(The problem) Gather up all lines that carry the word "yang".

(Records shown)
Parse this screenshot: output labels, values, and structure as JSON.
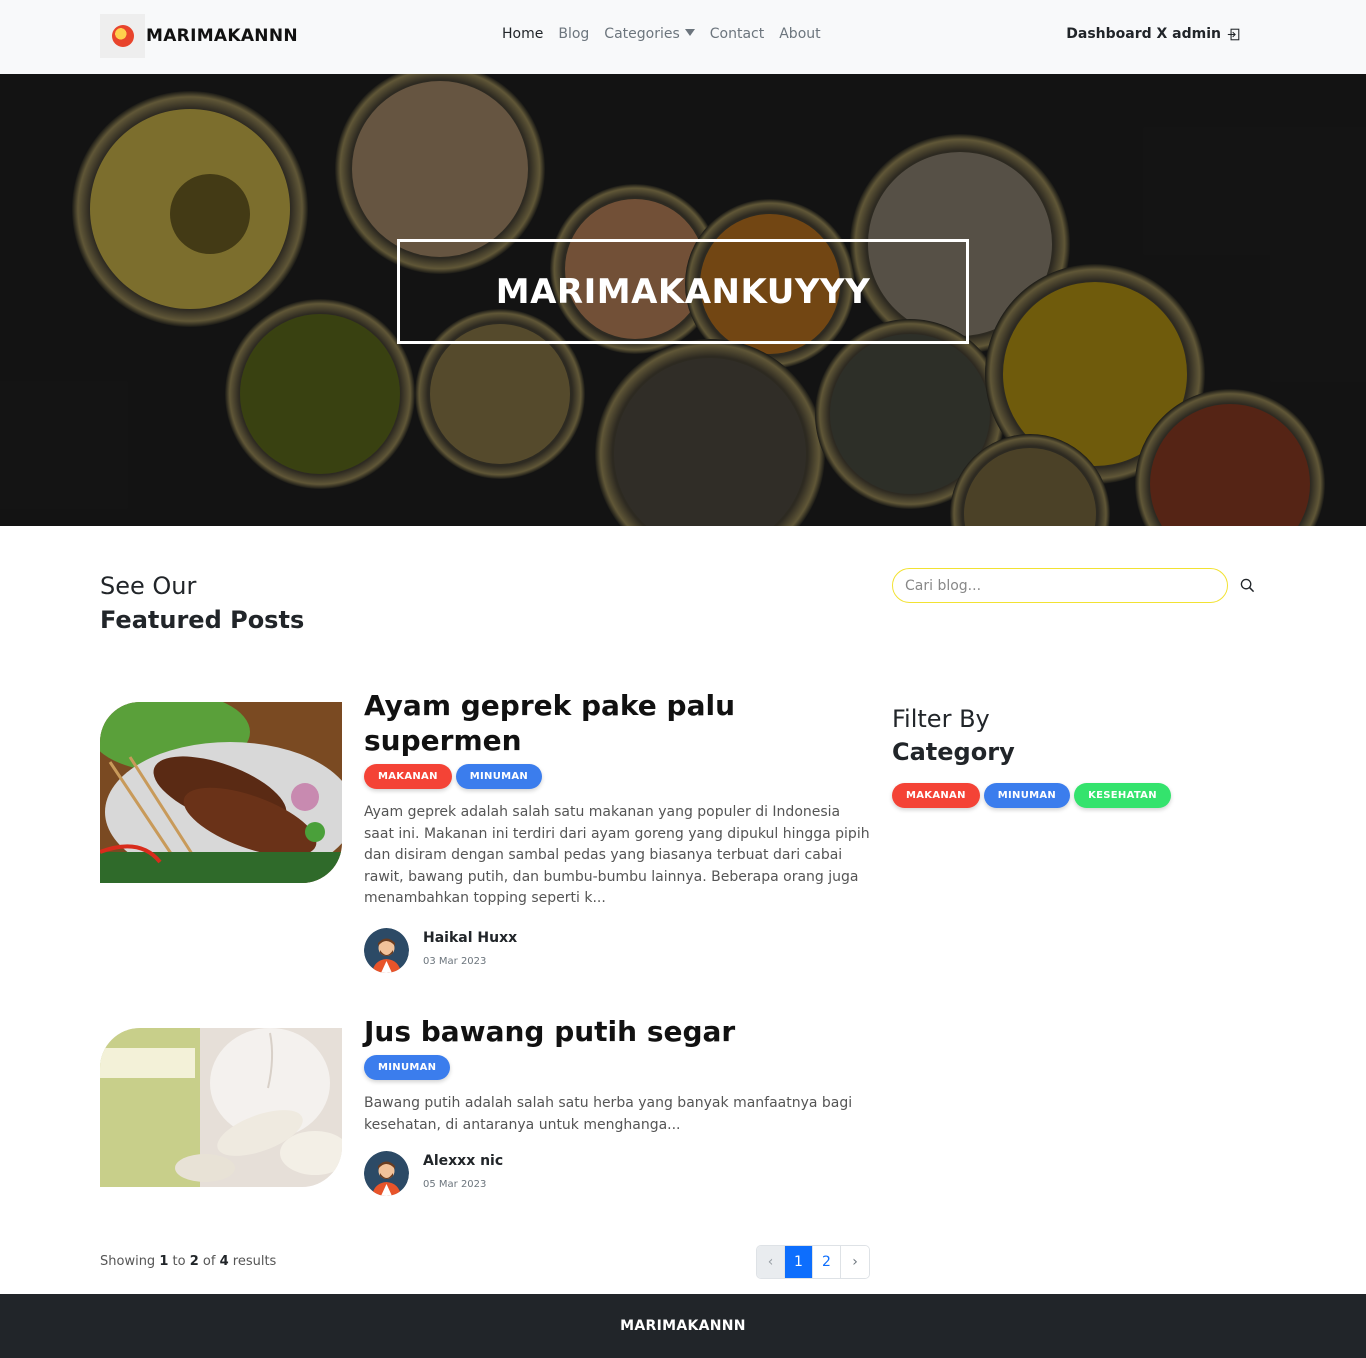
{
  "navbar": {
    "brand": "MARIMAKANNN",
    "links": [
      {
        "label": "Home",
        "active": true
      },
      {
        "label": "Blog",
        "active": false
      },
      {
        "label": "Categories",
        "active": false
      },
      {
        "label": "Contact",
        "active": false
      },
      {
        "label": "About",
        "active": false
      }
    ],
    "user_label": "Dashboard X admin"
  },
  "hero": {
    "title": "MARIMAKANKUYYY"
  },
  "featured": {
    "line1": "See Our",
    "line2": "Featured Posts"
  },
  "posts": [
    {
      "title": "Ayam geprek pake palu supermen",
      "tags": [
        "MAKANAN",
        "MINUMAN"
      ],
      "excerpt": "Ayam geprek adalah salah satu makanan yang populer di Indonesia saat ini. Makanan ini terdiri dari ayam goreng yang dipukul hingga pipih dan disiram dengan sambal pedas yang biasanya terbuat dari cabai rawit, bawang putih, dan bumbu-bumbu lainnya. Beberapa orang juga menambahkan topping seperti k...",
      "author": "Haikal Huxx",
      "date": "03 Mar 2023"
    },
    {
      "title": "Jus bawang putih segar",
      "tags": [
        "MINUMAN"
      ],
      "excerpt": "Bawang putih adalah salah satu herba yang banyak manfaatnya bagi kesehatan, di antaranya untuk menghanga...",
      "author": "Alexxx nic",
      "date": "05 Mar 2023"
    }
  ],
  "pagination": {
    "showing_prefix": "Showing",
    "from": "1",
    "to_word": "to",
    "to": "2",
    "of_word": "of",
    "total": "4",
    "results_word": "results",
    "prev": "‹",
    "pages": [
      "1",
      "2"
    ],
    "current": "1",
    "next": "›"
  },
  "sidebar": {
    "search_placeholder": "Cari blog...",
    "filter_line1": "Filter By",
    "filter_line2": "Category",
    "categories": [
      "MAKANAN",
      "MINUMAN",
      "KESEHATAN"
    ]
  },
  "footer": {
    "text": "MARIMAKANNN"
  },
  "colors": {
    "makanan": "#f44336",
    "minuman": "#3b7ded",
    "kesehatan": "#34e36d",
    "search_border": "#f2e233",
    "footer_bg": "#212529",
    "pagination_active": "#0d6efd"
  },
  "icons": {
    "brand": "food-logo-icon",
    "categories_caret": "caret-down-icon",
    "logout": "logout-icon",
    "search": "search-icon"
  }
}
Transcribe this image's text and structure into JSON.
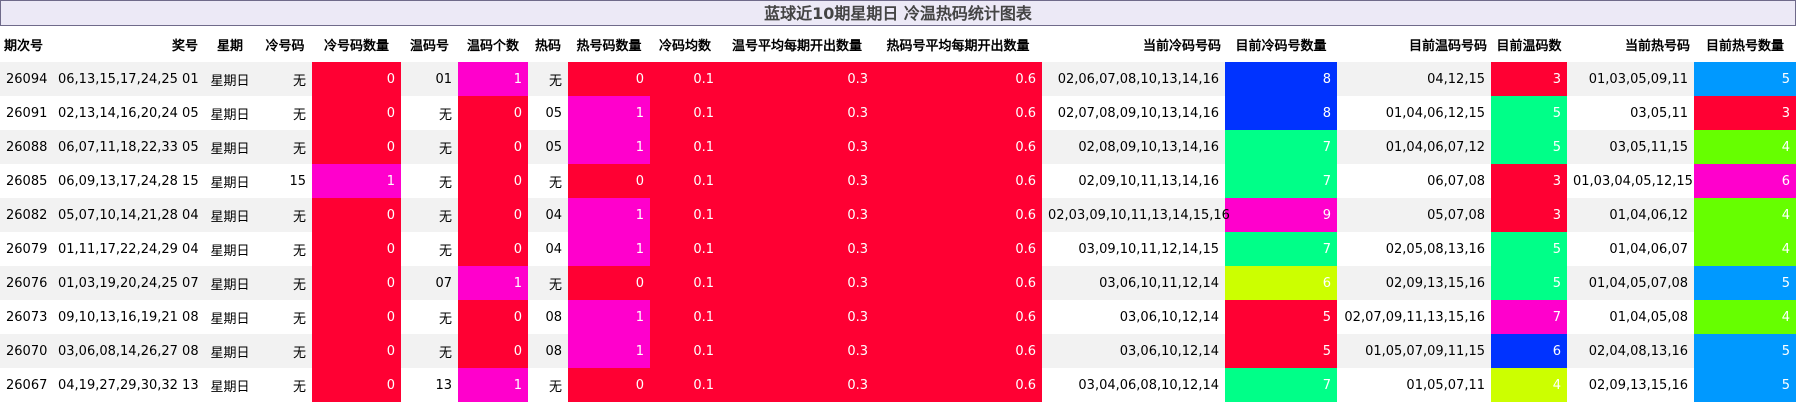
{
  "title": "蓝球近10期星期日 冷温热码统计图表",
  "colors": {
    "red": "#ff0033",
    "magenta": "#ff00cc",
    "blue": "#0033ff",
    "green": "#00ff88",
    "lime": "#ccff00",
    "brightgreen": "#66ff00",
    "skyblue": "#0099ff"
  },
  "headers": [
    "期次号",
    "奖号",
    "星期",
    "冷号码",
    "冷号码数量",
    "温码号",
    "温码个数",
    "热码",
    "热号码数量",
    "冷码均数",
    "温号平均每期开出数量",
    "热码号平均每期开出数量",
    "当前冷码号码",
    "目前冷码号数量",
    "目前温码号码",
    "目前温码数",
    "当前热号码",
    "目前热号数量"
  ],
  "rows": [
    {
      "issue": "26094",
      "balls": "06,13,15,17,24,25 01",
      "weekday": "星期日",
      "cold_no": "无",
      "cold_cnt": "0",
      "cold_cnt_color": "red",
      "warm_no": "01",
      "warm_cnt": "1",
      "warm_cnt_color": "magenta",
      "hot_no": "无",
      "hot_cnt": "0",
      "hot_cnt_color": "red",
      "cold_avg": "0.1",
      "warm_avg": "0.3",
      "hot_avg": "0.6",
      "cur_cold": "02,06,07,08,10,13,14,16",
      "cur_cold_cnt": "8",
      "cur_cold_color": "blue",
      "cur_warm": "04,12,15",
      "cur_warm_cnt": "3",
      "cur_warm_color": "red",
      "cur_hot": "01,03,05,09,11",
      "cur_hot_cnt": "5",
      "cur_hot_color": "skyblue"
    },
    {
      "issue": "26091",
      "balls": "02,13,14,16,20,24 05",
      "weekday": "星期日",
      "cold_no": "无",
      "cold_cnt": "0",
      "cold_cnt_color": "red",
      "warm_no": "无",
      "warm_cnt": "0",
      "warm_cnt_color": "red",
      "hot_no": "05",
      "hot_cnt": "1",
      "hot_cnt_color": "magenta",
      "cold_avg": "0.1",
      "warm_avg": "0.3",
      "hot_avg": "0.6",
      "cur_cold": "02,07,08,09,10,13,14,16",
      "cur_cold_cnt": "8",
      "cur_cold_color": "blue",
      "cur_warm": "01,04,06,12,15",
      "cur_warm_cnt": "5",
      "cur_warm_color": "green",
      "cur_hot": "03,05,11",
      "cur_hot_cnt": "3",
      "cur_hot_color": "red"
    },
    {
      "issue": "26088",
      "balls": "06,07,11,18,22,33 05",
      "weekday": "星期日",
      "cold_no": "无",
      "cold_cnt": "0",
      "cold_cnt_color": "red",
      "warm_no": "无",
      "warm_cnt": "0",
      "warm_cnt_color": "red",
      "hot_no": "05",
      "hot_cnt": "1",
      "hot_cnt_color": "magenta",
      "cold_avg": "0.1",
      "warm_avg": "0.3",
      "hot_avg": "0.6",
      "cur_cold": "02,08,09,10,13,14,16",
      "cur_cold_cnt": "7",
      "cur_cold_color": "green",
      "cur_warm": "01,04,06,07,12",
      "cur_warm_cnt": "5",
      "cur_warm_color": "green",
      "cur_hot": "03,05,11,15",
      "cur_hot_cnt": "4",
      "cur_hot_color": "brightgreen"
    },
    {
      "issue": "26085",
      "balls": "06,09,13,17,24,28 15",
      "weekday": "星期日",
      "cold_no": "15",
      "cold_cnt": "1",
      "cold_cnt_color": "magenta",
      "warm_no": "无",
      "warm_cnt": "0",
      "warm_cnt_color": "red",
      "hot_no": "无",
      "hot_cnt": "0",
      "hot_cnt_color": "red",
      "cold_avg": "0.1",
      "warm_avg": "0.3",
      "hot_avg": "0.6",
      "cur_cold": "02,09,10,11,13,14,16",
      "cur_cold_cnt": "7",
      "cur_cold_color": "green",
      "cur_warm": "06,07,08",
      "cur_warm_cnt": "3",
      "cur_warm_color": "red",
      "cur_hot": "01,03,04,05,12,15",
      "cur_hot_cnt": "6",
      "cur_hot_color": "magenta"
    },
    {
      "issue": "26082",
      "balls": "05,07,10,14,21,28 04",
      "weekday": "星期日",
      "cold_no": "无",
      "cold_cnt": "0",
      "cold_cnt_color": "red",
      "warm_no": "无",
      "warm_cnt": "0",
      "warm_cnt_color": "red",
      "hot_no": "04",
      "hot_cnt": "1",
      "hot_cnt_color": "magenta",
      "cold_avg": "0.1",
      "warm_avg": "0.3",
      "hot_avg": "0.6",
      "cur_cold": "02,03,09,10,11,13,14,15,16",
      "cur_cold_cnt": "9",
      "cur_cold_color": "magenta",
      "cur_warm": "05,07,08",
      "cur_warm_cnt": "3",
      "cur_warm_color": "red",
      "cur_hot": "01,04,06,12",
      "cur_hot_cnt": "4",
      "cur_hot_color": "brightgreen"
    },
    {
      "issue": "26079",
      "balls": "01,11,17,22,24,29 04",
      "weekday": "星期日",
      "cold_no": "无",
      "cold_cnt": "0",
      "cold_cnt_color": "red",
      "warm_no": "无",
      "warm_cnt": "0",
      "warm_cnt_color": "red",
      "hot_no": "04",
      "hot_cnt": "1",
      "hot_cnt_color": "magenta",
      "cold_avg": "0.1",
      "warm_avg": "0.3",
      "hot_avg": "0.6",
      "cur_cold": "03,09,10,11,12,14,15",
      "cur_cold_cnt": "7",
      "cur_cold_color": "green",
      "cur_warm": "02,05,08,13,16",
      "cur_warm_cnt": "5",
      "cur_warm_color": "green",
      "cur_hot": "01,04,06,07",
      "cur_hot_cnt": "4",
      "cur_hot_color": "brightgreen"
    },
    {
      "issue": "26076",
      "balls": "01,03,19,20,24,25 07",
      "weekday": "星期日",
      "cold_no": "无",
      "cold_cnt": "0",
      "cold_cnt_color": "red",
      "warm_no": "07",
      "warm_cnt": "1",
      "warm_cnt_color": "magenta",
      "hot_no": "无",
      "hot_cnt": "0",
      "hot_cnt_color": "red",
      "cold_avg": "0.1",
      "warm_avg": "0.3",
      "hot_avg": "0.6",
      "cur_cold": "03,06,10,11,12,14",
      "cur_cold_cnt": "6",
      "cur_cold_color": "lime",
      "cur_warm": "02,09,13,15,16",
      "cur_warm_cnt": "5",
      "cur_warm_color": "green",
      "cur_hot": "01,04,05,07,08",
      "cur_hot_cnt": "5",
      "cur_hot_color": "skyblue"
    },
    {
      "issue": "26073",
      "balls": "09,10,13,16,19,21 08",
      "weekday": "星期日",
      "cold_no": "无",
      "cold_cnt": "0",
      "cold_cnt_color": "red",
      "warm_no": "无",
      "warm_cnt": "0",
      "warm_cnt_color": "red",
      "hot_no": "08",
      "hot_cnt": "1",
      "hot_cnt_color": "magenta",
      "cold_avg": "0.1",
      "warm_avg": "0.3",
      "hot_avg": "0.6",
      "cur_cold": "03,06,10,12,14",
      "cur_cold_cnt": "5",
      "cur_cold_color": "red",
      "cur_warm": "02,07,09,11,13,15,16",
      "cur_warm_cnt": "7",
      "cur_warm_color": "magenta",
      "cur_hot": "01,04,05,08",
      "cur_hot_cnt": "4",
      "cur_hot_color": "brightgreen"
    },
    {
      "issue": "26070",
      "balls": "03,06,08,14,26,27 08",
      "weekday": "星期日",
      "cold_no": "无",
      "cold_cnt": "0",
      "cold_cnt_color": "red",
      "warm_no": "无",
      "warm_cnt": "0",
      "warm_cnt_color": "red",
      "hot_no": "08",
      "hot_cnt": "1",
      "hot_cnt_color": "magenta",
      "cold_avg": "0.1",
      "warm_avg": "0.3",
      "hot_avg": "0.6",
      "cur_cold": "03,06,10,12,14",
      "cur_cold_cnt": "5",
      "cur_cold_color": "red",
      "cur_warm": "01,05,07,09,11,15",
      "cur_warm_cnt": "6",
      "cur_warm_color": "blue",
      "cur_hot": "02,04,08,13,16",
      "cur_hot_cnt": "5",
      "cur_hot_color": "skyblue"
    },
    {
      "issue": "26067",
      "balls": "04,19,27,29,30,32 13",
      "weekday": "星期日",
      "cold_no": "无",
      "cold_cnt": "0",
      "cold_cnt_color": "red",
      "warm_no": "13",
      "warm_cnt": "1",
      "warm_cnt_color": "magenta",
      "hot_no": "无",
      "hot_cnt": "0",
      "hot_cnt_color": "red",
      "cold_avg": "0.1",
      "warm_avg": "0.3",
      "hot_avg": "0.6",
      "cur_cold": "03,04,06,08,10,12,14",
      "cur_cold_cnt": "7",
      "cur_cold_color": "green",
      "cur_warm": "01,05,07,11",
      "cur_warm_cnt": "4",
      "cur_warm_color": "lime",
      "cur_hot": "02,09,13,15,16",
      "cur_hot_cnt": "5",
      "cur_hot_color": "skyblue"
    }
  ]
}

(Reply to the exercise)
      "excerpt": "Ayam geprek adalah salah satu makanan yang populer di Indonesia saat ini. Makanan ini terdiri dari ayam goreng yang dipukul hingga pipih dan disiram dengan sambal pedas yang biasanya terbuat dari cabai rawit, bawang putih, dan bumbu-bumbu lainnya. Beberapa orang juga menambahkan topping seperti k...",
      "excerpt": "Bawang putih adalah salah satu herba yang banyak manfaatnya bagi kesehatan, di antaranya untuk menghanga...",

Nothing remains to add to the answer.